* _SHORT PROBLEM_: Provide only the number of lines in the listing that contain the string "name".

* _MATERIAL FOR THIS TASK_:
# # # # # # #

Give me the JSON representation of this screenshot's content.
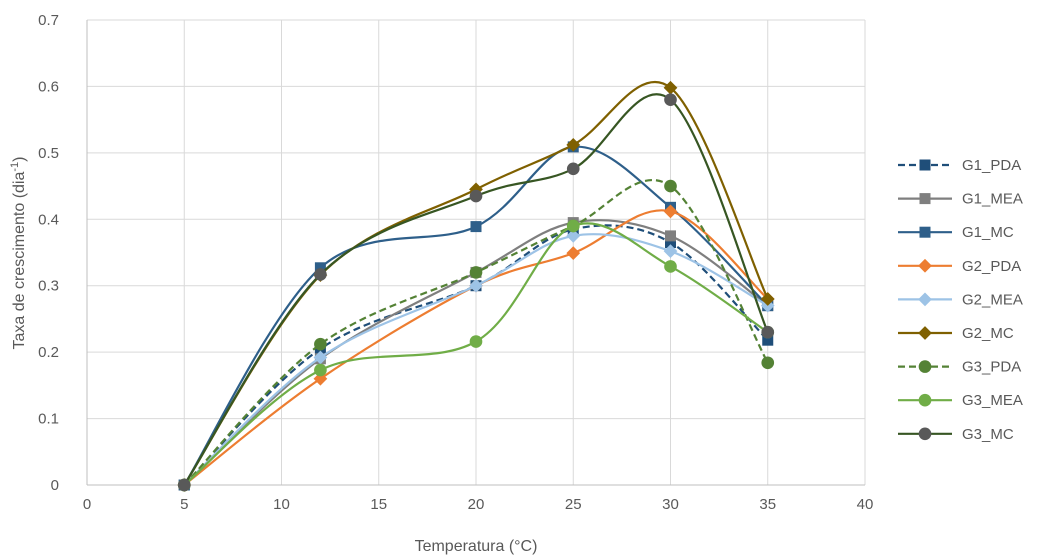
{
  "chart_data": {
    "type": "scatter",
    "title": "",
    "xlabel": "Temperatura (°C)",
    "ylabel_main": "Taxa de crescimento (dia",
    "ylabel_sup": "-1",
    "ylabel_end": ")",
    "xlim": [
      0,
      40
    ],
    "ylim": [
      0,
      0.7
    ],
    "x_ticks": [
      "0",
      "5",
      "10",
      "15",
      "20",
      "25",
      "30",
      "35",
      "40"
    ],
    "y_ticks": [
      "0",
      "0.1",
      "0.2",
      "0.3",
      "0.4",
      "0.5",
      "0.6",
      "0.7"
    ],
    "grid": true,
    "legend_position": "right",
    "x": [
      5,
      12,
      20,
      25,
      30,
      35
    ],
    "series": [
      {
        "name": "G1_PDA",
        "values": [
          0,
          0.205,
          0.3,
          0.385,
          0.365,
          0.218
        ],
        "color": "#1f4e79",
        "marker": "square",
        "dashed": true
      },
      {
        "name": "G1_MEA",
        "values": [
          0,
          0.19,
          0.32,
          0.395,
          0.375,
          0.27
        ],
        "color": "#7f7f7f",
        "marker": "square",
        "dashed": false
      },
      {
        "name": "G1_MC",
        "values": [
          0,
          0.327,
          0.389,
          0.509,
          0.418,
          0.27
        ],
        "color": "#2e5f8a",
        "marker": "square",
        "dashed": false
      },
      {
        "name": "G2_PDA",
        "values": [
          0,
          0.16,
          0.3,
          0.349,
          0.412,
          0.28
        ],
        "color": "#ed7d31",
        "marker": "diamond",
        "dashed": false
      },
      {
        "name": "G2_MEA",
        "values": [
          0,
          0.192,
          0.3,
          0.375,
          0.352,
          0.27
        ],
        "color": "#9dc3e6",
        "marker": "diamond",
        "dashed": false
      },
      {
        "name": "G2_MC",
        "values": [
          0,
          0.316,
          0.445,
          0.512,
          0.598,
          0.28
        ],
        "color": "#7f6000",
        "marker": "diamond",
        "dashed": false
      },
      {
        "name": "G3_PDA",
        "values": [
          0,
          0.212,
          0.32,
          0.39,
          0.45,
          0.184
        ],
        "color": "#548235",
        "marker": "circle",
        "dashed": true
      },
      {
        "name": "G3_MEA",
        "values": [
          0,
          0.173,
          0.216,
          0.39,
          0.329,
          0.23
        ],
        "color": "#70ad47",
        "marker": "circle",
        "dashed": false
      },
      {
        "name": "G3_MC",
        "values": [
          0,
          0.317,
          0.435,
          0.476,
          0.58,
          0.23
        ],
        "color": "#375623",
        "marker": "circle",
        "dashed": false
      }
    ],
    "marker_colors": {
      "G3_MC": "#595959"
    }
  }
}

# # # # # # #

* _COMPLETED TASK_: 9